━━━ Information provided ━━━
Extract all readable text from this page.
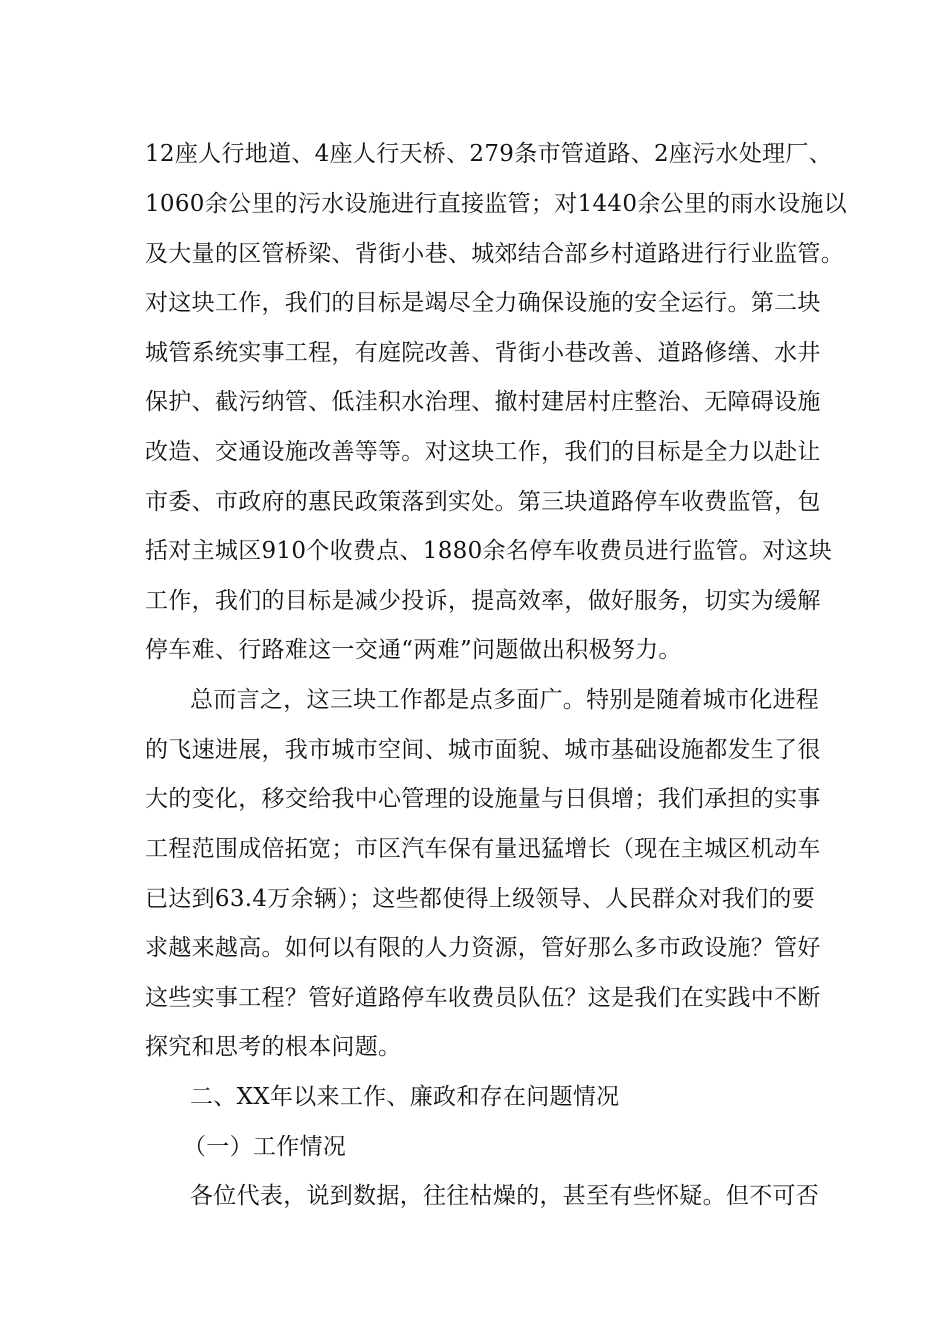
12座人行地道、4座人行天桥、279条市管道路、2座污水处理厂、
1060余公里的污水设施进行直接监管；对1440余公里的雨水设施以
及大量的区管桥梁、背街小巷、城郊结合部乡村道路进行行业监管。
对这块工作，我们的目标是竭尽全力确保设施的安全运行。第二块
城管系统实事工程，有庭院改善、背街小巷改善、道路修缮、水井
保护、截污纳管、低洼积水治理、撤村建居村庄整治、无障碍设施
改造、交通设施改善等等。对这块工作，我们的目标是全力以赴让
市委、市政府的惠民政策落到实处。第三块道路停车收费监管，包
括对主城区910个收费点、1880余名停车收费员进行监管。对这块
工作，我们的目标是减少投诉，提高效率，做好服务，切实为缓解
停车难、行路难这一交通“两难”问题做出积极努力。
总而言之，这三块工作都是点多面广。特别是随着城市化进程
的飞速进展，我市城市空间、城市面貌、城市基础设施都发生了很
大的变化，移交给我中心管理的设施量与日俱增；我们承担的实事
工程范围成倍拓宽；市区汽车保有量迅猛增长（现在主城区机动车
已达到63.4万余辆）；这些都使得上级领导、人民群众对我们的要
求越来越高。如何以有限的人力资源，管好那么多市政设施？管好
这些实事工程？管好道路停车收费员队伍？这是我们在实践中不断
探究和思考的根本问题。
二、XX年以来工作、廉政和存在问题情况
（一）工作情况
各位代表，说到数据，往往枯燥的，甚至有些怀疑。但不可否
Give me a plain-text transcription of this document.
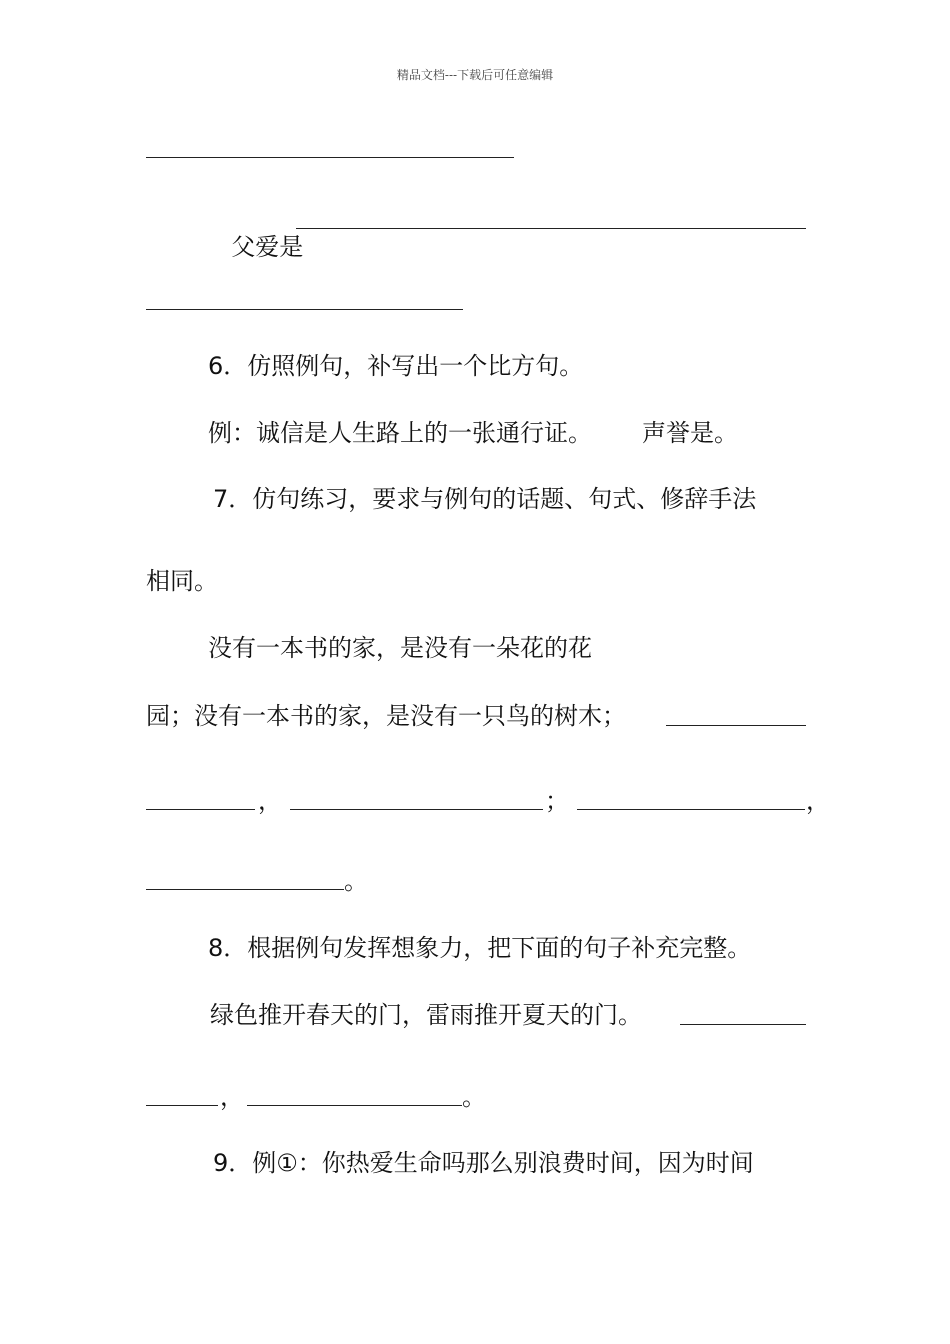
精品文档---下载后可任意编辑

父爱是

6．仿照例句，补写出一个比方句。
例：诚信是人生路上的一张通行证。 声誉是。
7．仿句练习，要求与例句的话题、句式、修辞手法
相同。
没有一本书的家，是没有一朵花的花
园；没有一本书的家，是没有一只鸟的树木；
，	；	，
。
8．根据例句发挥想象力，把下面的句子补充完整。
绿色推开春天的门，雷雨推开夏天的门。
，	。
9．例①：你热爱生命吗那么别浪费时间，因为时间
━━━
Objective: Leaving the pictures out, set down exactly the lines from the one with "Give me a plain-text" through the end of the records.

Answer in full:
Give me a plain-text transcription of this document.
精品文档---下载后可任意编辑

父爱是

6．仿照例句，补写出一个比方句。
例：诚信是人生路上的一张通行证。 声誉是。
7．仿句练习，要求与例句的话题、句式、修辞手法
相同。
没有一本书的家，是没有一朵花的花
园；没有一本书的家，是没有一只鸟的树木；
，	；	，
。
8．根据例句发挥想象力，把下面的句子补充完整。
绿色推开春天的门，雷雨推开夏天的门。
，	。
9．例①：你热爱生命吗那么别浪费时间，因为时间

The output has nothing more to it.